REQUIREMENT:
Copy out all lines carrying the word "отобранных".

Data excerpts:
§ §

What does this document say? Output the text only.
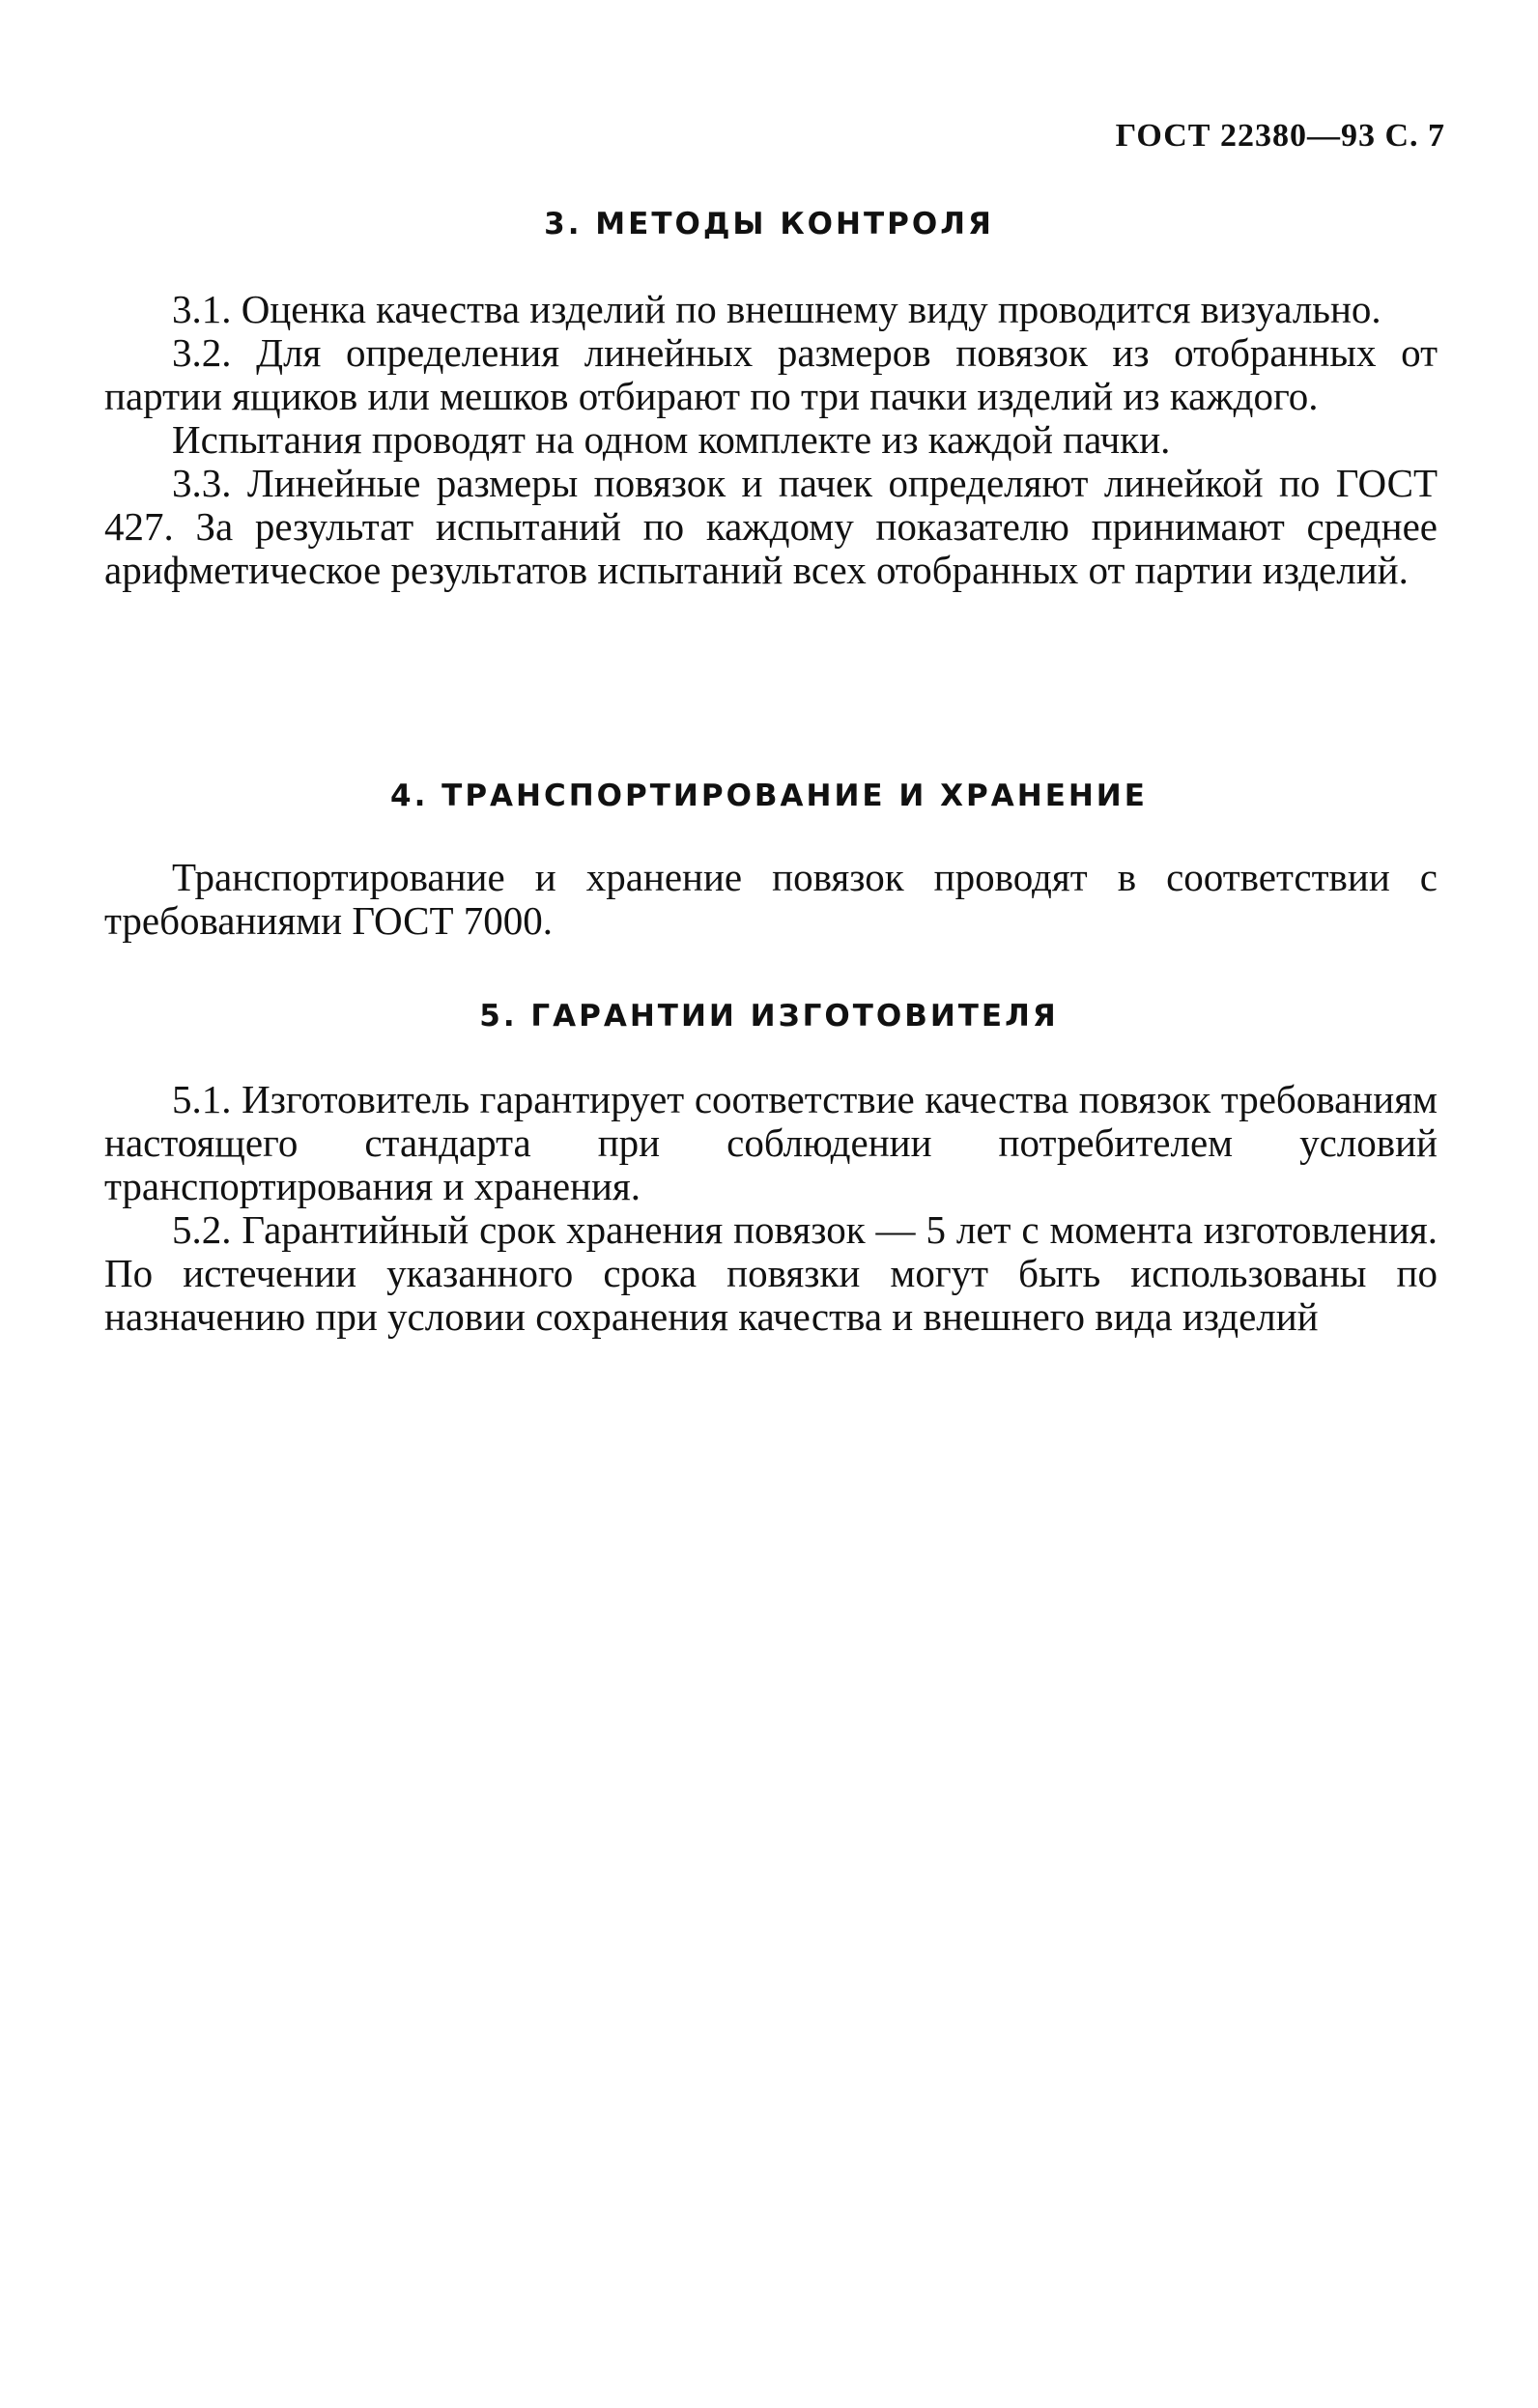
ГОСТ 22380—93 С. 7
3. МЕТОДЫ КОНТРОЛЯ

3.1. Оценка качества изделий по внешнему виду проводится визуально.

3.2. Для определения линейных размеров повязок из отобранных от партии ящиков или мешков отбирают по три пачки изделий из каждого.

Испытания проводят на одном комплекте из каждой пачки.

3.3. Линейные размеры повязок и пачек определяют линейкой по ГОСТ 427. За результат испытаний по каждому показателю принимают среднее арифметическое результатов испытаний всех отобранных от партии изделий.

4. ТРАНСПОРТИРОВАНИЕ И ХРАНЕНИЕ

Транспортирование и хранение повязок проводят в соответствии с требованиями ГОСТ 7000.

5. ГАРАНТИИ ИЗГОТОВИТЕЛЯ

5.1. Изготовитель гарантирует соответствие качества повязок требованиям настоящего стандарта при соблюдении потребителем условий транспортирования и хранения.

5.2. Гарантийный срок хранения повязок — 5 лет с момента изготовления. По истечении указанного срока повязки могут быть использованы по назначению при условии сохранения качества и внешнего вида изделий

§ §

ANSWER TO THE TASK:
3.2. Для определения линейных размеров повязок из отобранных от партии ящиков или мешков отбирают по три пачки изделий из каждого.
3.3. Линейные размеры повязок и пачек определяют линейкой по ГОСТ 427. За результат испытаний по каждому показателю принимают среднее арифметическое результатов испытаний всех отобранных от партии изделий.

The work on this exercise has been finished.